* [Written task]
Show every line below where "meses" can be found.

————

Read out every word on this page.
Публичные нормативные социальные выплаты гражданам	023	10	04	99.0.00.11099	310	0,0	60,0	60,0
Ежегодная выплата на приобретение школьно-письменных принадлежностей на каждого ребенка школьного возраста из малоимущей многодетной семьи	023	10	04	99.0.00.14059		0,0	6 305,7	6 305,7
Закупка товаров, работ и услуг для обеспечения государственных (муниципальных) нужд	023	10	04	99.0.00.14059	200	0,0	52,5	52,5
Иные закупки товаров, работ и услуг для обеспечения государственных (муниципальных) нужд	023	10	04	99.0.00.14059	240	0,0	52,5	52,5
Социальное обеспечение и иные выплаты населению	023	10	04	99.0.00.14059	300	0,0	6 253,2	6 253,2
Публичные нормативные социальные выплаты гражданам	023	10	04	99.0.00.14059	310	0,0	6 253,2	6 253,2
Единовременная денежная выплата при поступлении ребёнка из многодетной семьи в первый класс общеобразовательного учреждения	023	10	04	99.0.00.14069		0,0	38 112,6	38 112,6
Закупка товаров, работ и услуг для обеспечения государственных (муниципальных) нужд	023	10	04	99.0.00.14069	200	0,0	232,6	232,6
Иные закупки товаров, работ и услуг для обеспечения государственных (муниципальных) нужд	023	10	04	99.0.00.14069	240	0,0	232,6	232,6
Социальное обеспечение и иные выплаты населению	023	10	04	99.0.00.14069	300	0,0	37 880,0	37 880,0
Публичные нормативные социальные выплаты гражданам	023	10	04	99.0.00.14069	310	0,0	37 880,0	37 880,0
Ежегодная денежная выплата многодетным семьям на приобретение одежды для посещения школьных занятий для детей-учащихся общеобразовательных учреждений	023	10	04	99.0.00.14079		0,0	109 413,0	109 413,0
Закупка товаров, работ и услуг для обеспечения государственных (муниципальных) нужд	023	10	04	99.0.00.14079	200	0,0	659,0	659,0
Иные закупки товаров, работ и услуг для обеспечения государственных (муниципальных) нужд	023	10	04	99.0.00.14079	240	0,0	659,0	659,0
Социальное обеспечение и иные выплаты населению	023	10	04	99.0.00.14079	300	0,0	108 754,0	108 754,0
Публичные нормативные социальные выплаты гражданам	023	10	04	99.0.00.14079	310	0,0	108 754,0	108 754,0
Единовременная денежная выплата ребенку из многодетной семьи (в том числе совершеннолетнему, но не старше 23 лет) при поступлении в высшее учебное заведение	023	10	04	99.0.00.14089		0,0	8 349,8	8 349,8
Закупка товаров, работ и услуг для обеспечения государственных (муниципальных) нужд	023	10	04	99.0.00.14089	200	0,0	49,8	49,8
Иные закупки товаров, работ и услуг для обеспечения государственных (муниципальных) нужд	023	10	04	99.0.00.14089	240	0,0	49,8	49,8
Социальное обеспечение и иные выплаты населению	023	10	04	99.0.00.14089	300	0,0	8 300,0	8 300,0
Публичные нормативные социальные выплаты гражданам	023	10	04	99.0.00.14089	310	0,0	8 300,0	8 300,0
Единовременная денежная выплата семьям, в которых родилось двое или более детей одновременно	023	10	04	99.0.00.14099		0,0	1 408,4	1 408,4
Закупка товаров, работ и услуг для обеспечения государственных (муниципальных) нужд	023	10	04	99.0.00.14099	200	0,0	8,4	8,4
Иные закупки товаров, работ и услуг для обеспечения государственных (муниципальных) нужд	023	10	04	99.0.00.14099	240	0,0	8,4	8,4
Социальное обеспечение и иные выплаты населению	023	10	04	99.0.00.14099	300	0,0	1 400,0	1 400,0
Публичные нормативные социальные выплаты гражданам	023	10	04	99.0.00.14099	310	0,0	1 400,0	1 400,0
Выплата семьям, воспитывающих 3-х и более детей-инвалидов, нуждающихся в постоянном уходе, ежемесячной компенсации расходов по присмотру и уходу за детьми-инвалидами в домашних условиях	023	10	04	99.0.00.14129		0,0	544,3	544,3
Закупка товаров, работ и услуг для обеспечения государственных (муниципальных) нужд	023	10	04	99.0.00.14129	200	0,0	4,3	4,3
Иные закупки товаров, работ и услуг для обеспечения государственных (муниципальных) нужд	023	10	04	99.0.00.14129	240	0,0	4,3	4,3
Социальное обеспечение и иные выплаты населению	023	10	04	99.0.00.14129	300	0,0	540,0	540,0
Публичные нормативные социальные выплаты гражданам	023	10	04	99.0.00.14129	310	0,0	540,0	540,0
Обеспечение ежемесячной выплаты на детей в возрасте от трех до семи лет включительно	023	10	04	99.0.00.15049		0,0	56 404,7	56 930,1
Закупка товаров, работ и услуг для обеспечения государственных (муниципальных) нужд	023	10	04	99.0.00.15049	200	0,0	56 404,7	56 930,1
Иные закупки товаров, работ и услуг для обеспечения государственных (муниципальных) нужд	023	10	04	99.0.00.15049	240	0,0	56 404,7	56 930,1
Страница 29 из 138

————

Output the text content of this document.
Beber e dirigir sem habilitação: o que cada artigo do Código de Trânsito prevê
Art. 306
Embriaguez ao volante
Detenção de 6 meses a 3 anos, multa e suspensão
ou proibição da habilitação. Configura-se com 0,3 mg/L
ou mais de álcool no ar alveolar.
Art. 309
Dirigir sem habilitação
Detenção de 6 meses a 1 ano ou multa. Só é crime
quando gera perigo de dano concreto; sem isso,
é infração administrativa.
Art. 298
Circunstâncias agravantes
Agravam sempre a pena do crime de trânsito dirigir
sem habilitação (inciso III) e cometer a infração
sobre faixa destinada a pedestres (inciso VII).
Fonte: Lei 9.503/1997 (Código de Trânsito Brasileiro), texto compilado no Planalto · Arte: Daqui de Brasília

————

* [Response]
Detenção de 6 meses a 3 anos, multa e suspensão
Detenção de 6 meses a 1 ano ou multa. Só é crime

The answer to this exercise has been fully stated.